Your goal: Restate the whole listing exactly.

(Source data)

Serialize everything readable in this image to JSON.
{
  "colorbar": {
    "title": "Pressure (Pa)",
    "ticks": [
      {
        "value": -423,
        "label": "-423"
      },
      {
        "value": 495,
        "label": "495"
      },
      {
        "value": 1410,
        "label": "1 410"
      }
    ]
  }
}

Right answer:
Serialize everything readable in this image to JSON.
{
  "colorbar": {
    "title": "Pressure (Pa)",
    "ticks": [
      {
        "value": -423,
        "label": "-423"
      },
      {
        "value": 495,
        "label": "495"
      },
      {
        "value": 1410,
        "label": "1 410"
      }
    ]
  }
}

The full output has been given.